#### Instruction:
Search the material and gather each line with "химической" in it.

[Items from a dataset]
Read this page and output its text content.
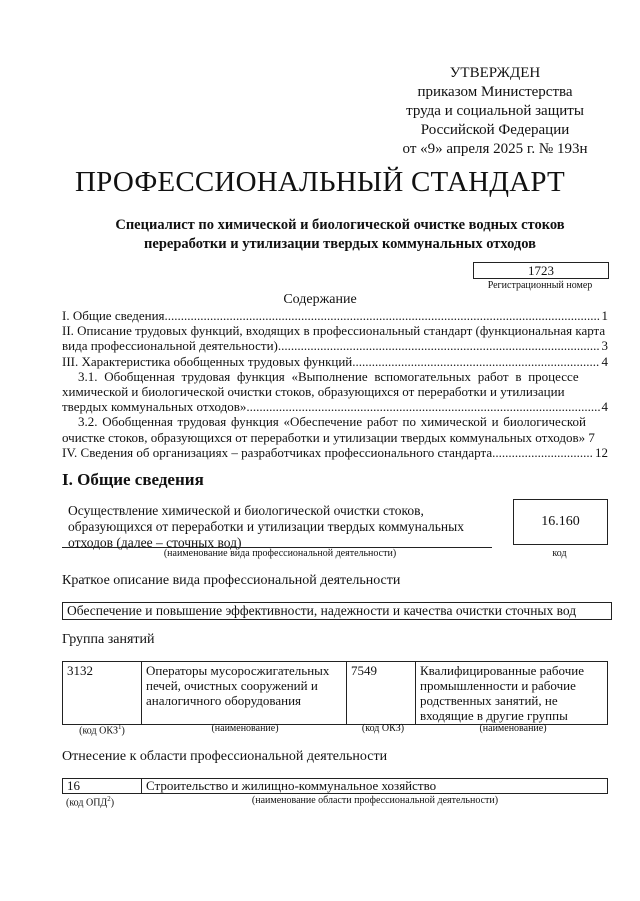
УТВЕРЖДЕН
приказом Министерства
труда и социальной защиты
Российской Федерации
от «9» апреля 2025 г. № 193н
ПРОФЕССИОНАЛЬНЫЙ СТАНДАРТ
Специалист по химической и биологической очистке водных стоков
переработки и утилизации твердых коммунальных отходов
1723
Регистрационный номер
Содержание
I. Общие сведения .....	1
II. Описание трудовых функций, входящих в профессиональный стандарт (функциональная карта
вида профессиональной деятельности) .....	3
III. Характеристика обобщенных трудовых функций .....	4
3.1. Обобщенная трудовая функция «Выполнение вспомогательных работ в процессе
химической и биологической очистки стоков, образующихся от переработки и утилизации
твердых коммунальных отходов» .....	4
3.2. Обобщенная трудовая функция «Обеспечение работ по химической и биологической
очистке стоков, образующихся от переработки и утилизации твердых коммунальных отходов» 7
IV. Сведения об организациях – разработчиках профессионального стандарта .....	12
I. Общие сведения
Осуществление химической и биологической очистки стоков,
образующихся от переработки и утилизации твердых коммунальных
отходов (далее – сточных вод)
(наименование вида профессиональной деятельности)
16.160
код
Краткое описание вида профессиональной деятельности
Обеспечение и повышение эффективности, надежности и качества очистки сточных вод
Группа занятий
3132	Операторы мусоросжигательных
печей, очистных сооружений и
аналогичного оборудования
	7549	Квалифицированные рабочие
промышленности и рабочие
родственных занятий, не
входящие в другие группы
(код ОКЗ$^1$)	(наименование)	(код ОКЗ)	(наименование)
Отнесение к области профессиональной деятельности
16	Строительство и жилищно-коммунальное хозяйство
(код ОПД$^2$)	(наименование области профессиональной деятельности)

#### The output:
Специалист по химической и биологической очистке водных стоков
химической и биологической очистки стоков, образующихся от переработки и утилизации
3.2. Обобщенная трудовая функция «Обеспечение работ по химической и биологической
Осуществление химической и биологической очистки стоков,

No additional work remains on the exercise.